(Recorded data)
————
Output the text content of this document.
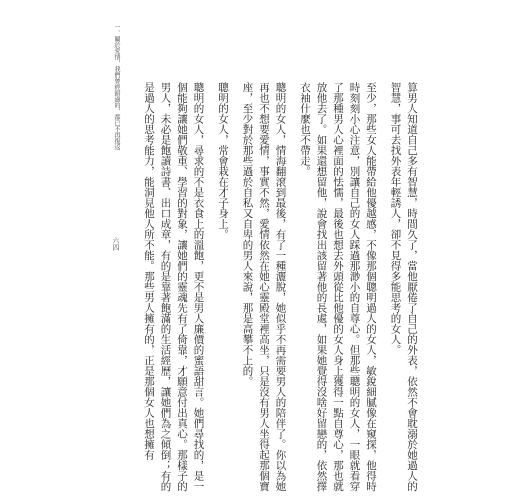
一、關於愛情，我們曾經錯過的，都已不再復返	算男人知道自己多有智慧，時間久了，當他厭倦了自己的外表，依然不會耽溺於她過人的智慧，事可去找外表年輕誘人，卻不見得多能思考的女人。

至少，那些女人能帶給他優越感，不像那個聰明過人的女人，敏銳細膩像在窺探，他得時時刻刻小心注意，別讓自己的女人踩過那渺小的自尊心。但那些聰明的女人，一眼就看穿了那種男人心裡面的怯懦，最後也想去外頭從比他優的女人身上獲得一點自尊心，那也就放他去了。如果還想留他，說會找出該留著他的長處，如果她覺得沒啥好留戀的，依然擇衣袖什麼也不帶走。

聰明的女人，情海翻滾到最後，有了一種灑脫，她似乎不再需要男人的陪伴了。你以為她再也不想要愛情，事實不然，愛情依然在她心靈殿堂裡高坐，只是沒有男人坐得起那個寶座，至少對於那些過於自私又自卑的男人來說，那是高攀不上的。

聰明的女人，常會栽在才子身上。

聰明的女人，尋求的不是衣食上的溫飽，更不是男人廉價的蜜語甜言。她們尋找的，是一個能夠讓她們敬重、學習的對象，讓她們的靈魂先有了倚靠，才願意付出真心。那樣子的男人，未必是飽讀詩書、出口成章，有的是靠著飽滿的生活經歷，讓她們為之傾倒；有的是過人的思考能力，能洞見他人所不能。那些男人擁有的，正是那個女人也想擁有

六四
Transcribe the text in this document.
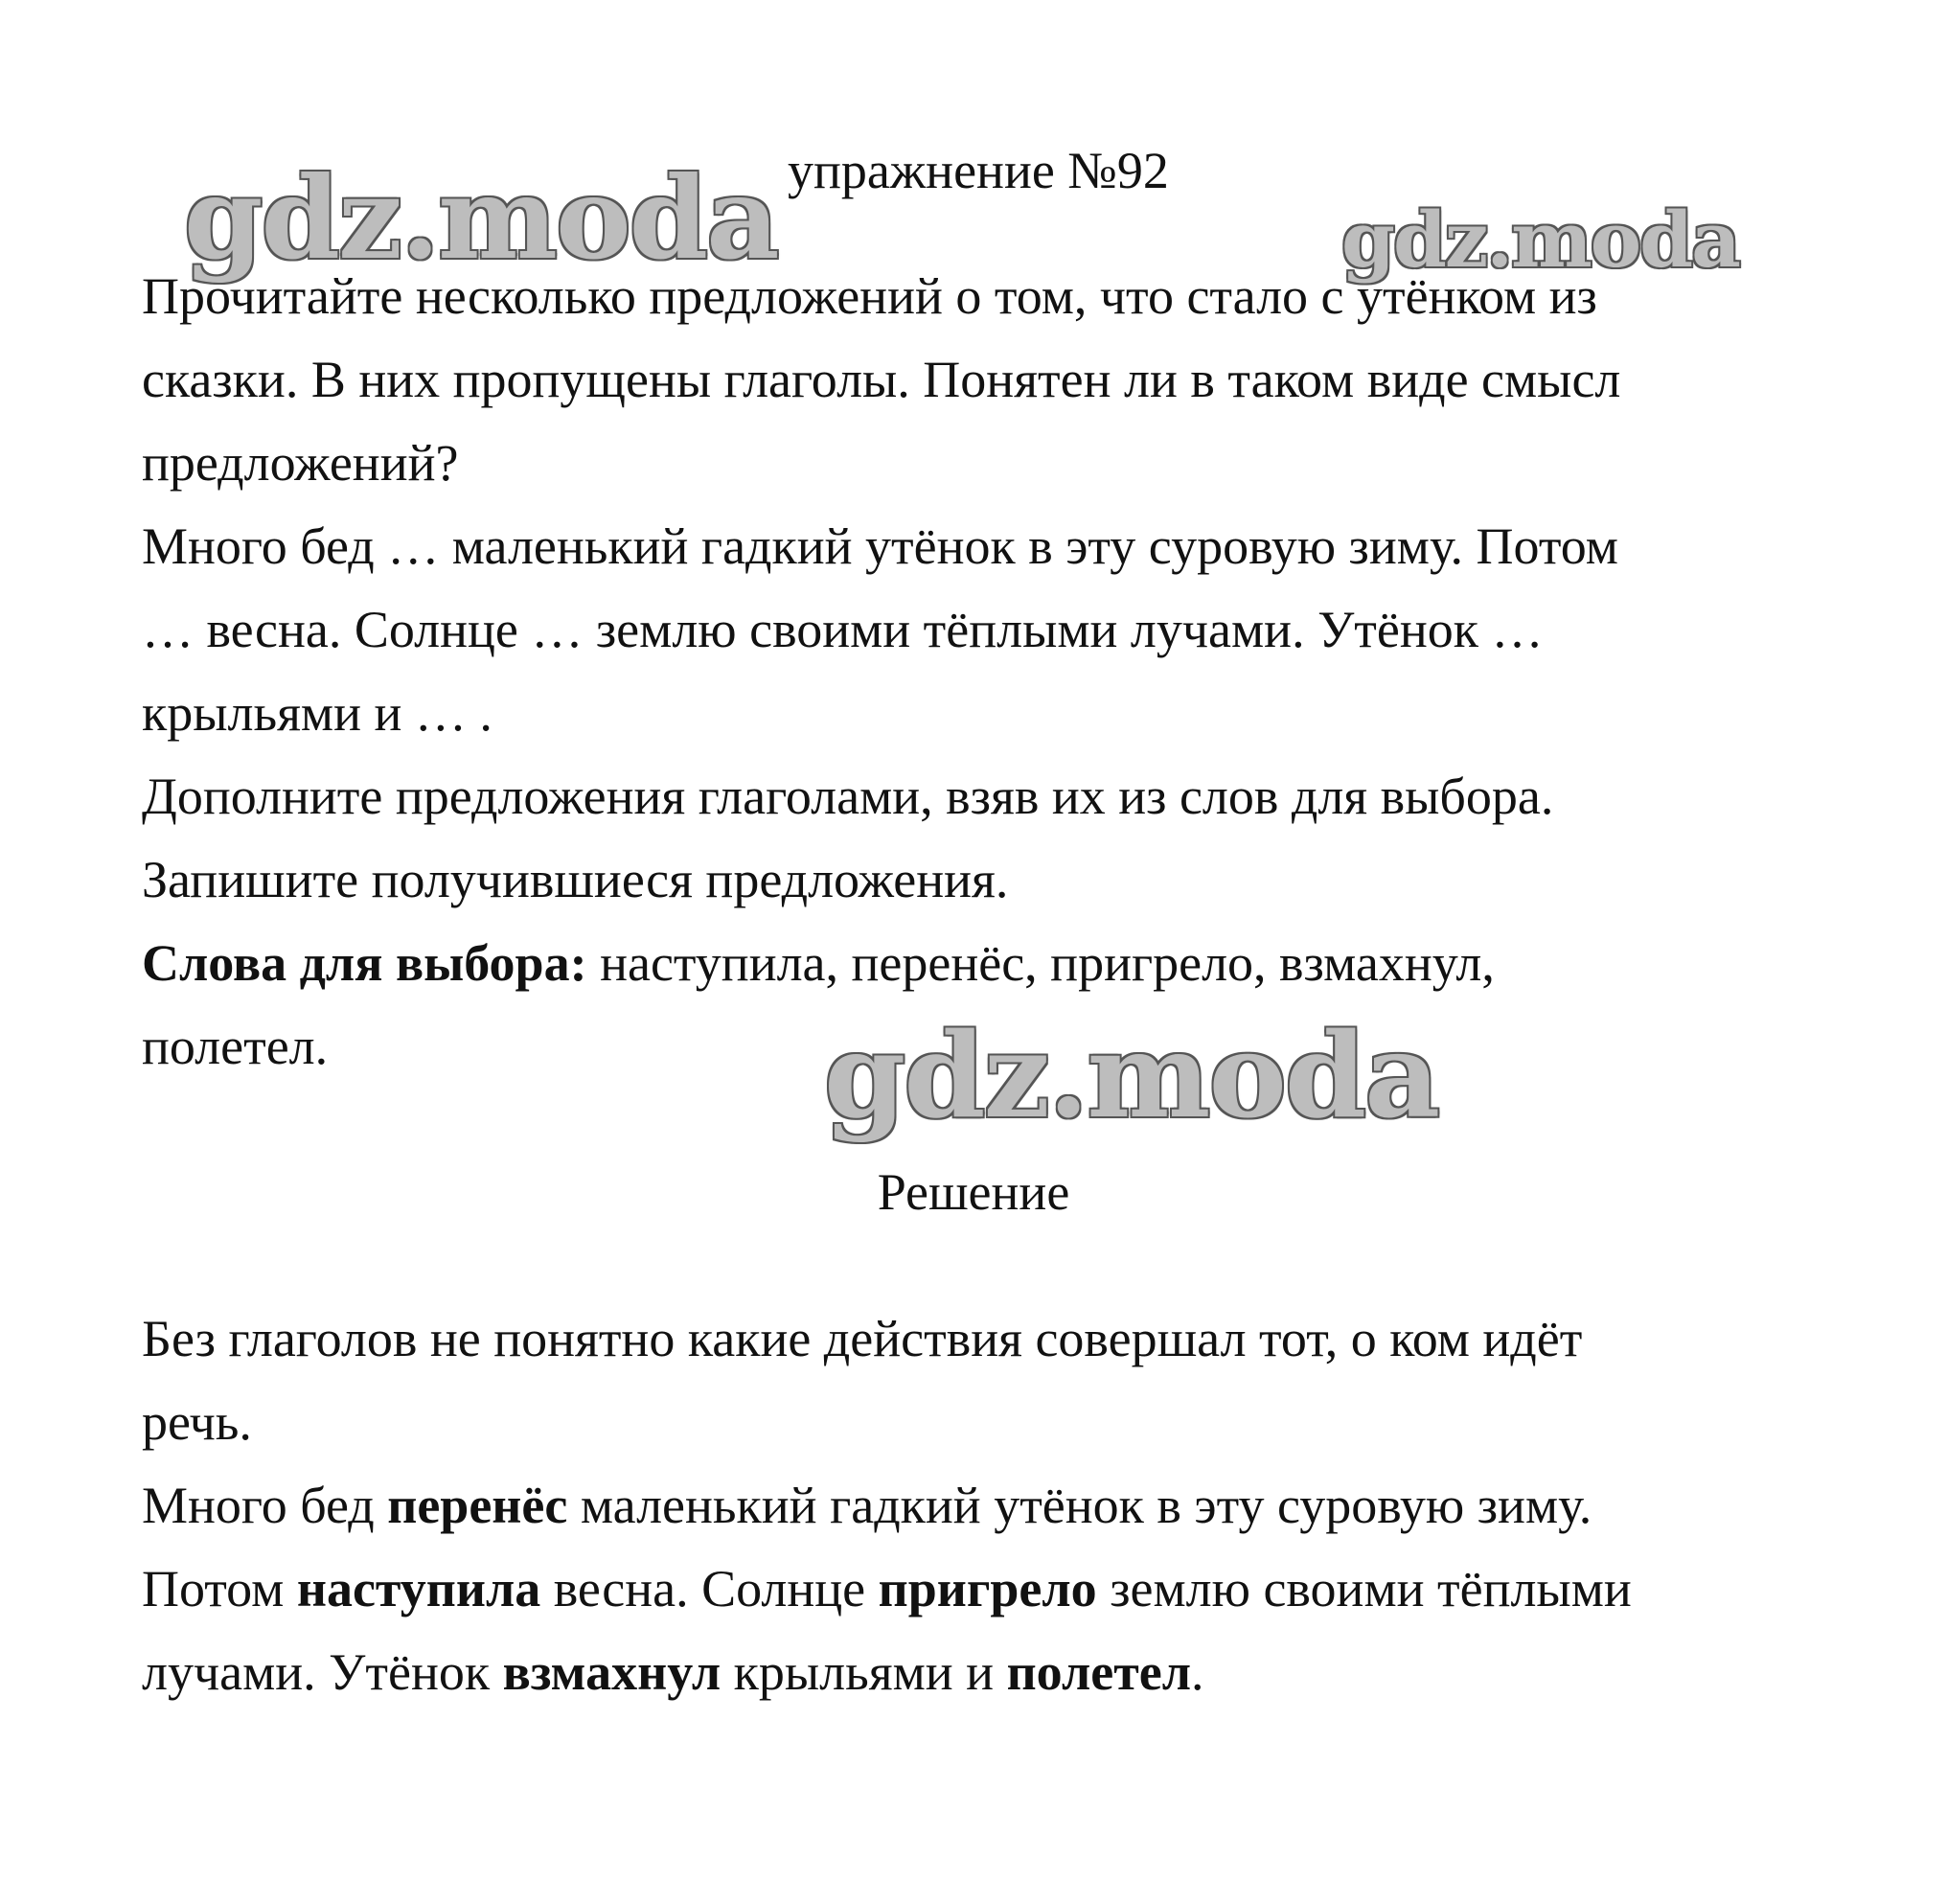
упражнение №92
gdz.moda	gdz.moda
Прочитайте несколько предложений о том, что стало с утёнком из
сказки. В них пропущены глаголы. Понятен ли в таком виде смысл
предложений?
Много бед … маленький гадкий утёнок в эту суровую зиму. Потом
… весна. Солнце … землю своими тёплыми лучами. Утёнок …
крыльями и … .
Дополните предложения глаголами, взяв их из слов для выбора.
Запишите получившиеся предложения.
Слова для выбора: наступила, перенёс, пригрело, взмахнул,
полетел.	gdz.moda
Решение
Без глаголов не понятно какие действия совершал тот, о ком идёт
речь.
Много бед перенёс маленький гадкий утёнок в эту суровую зиму.
Потом наступила весна. Солнце пригрело землю своими тёплыми
лучами. Утёнок взмахнул крыльями и полетел.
————
__Goal of the exercise__: Gather up the lines containing the word "крыльями" from these records and copy them.

__Response__:
крыльями и … .
лучами. Утёнок взмахнул крыльями и полетел.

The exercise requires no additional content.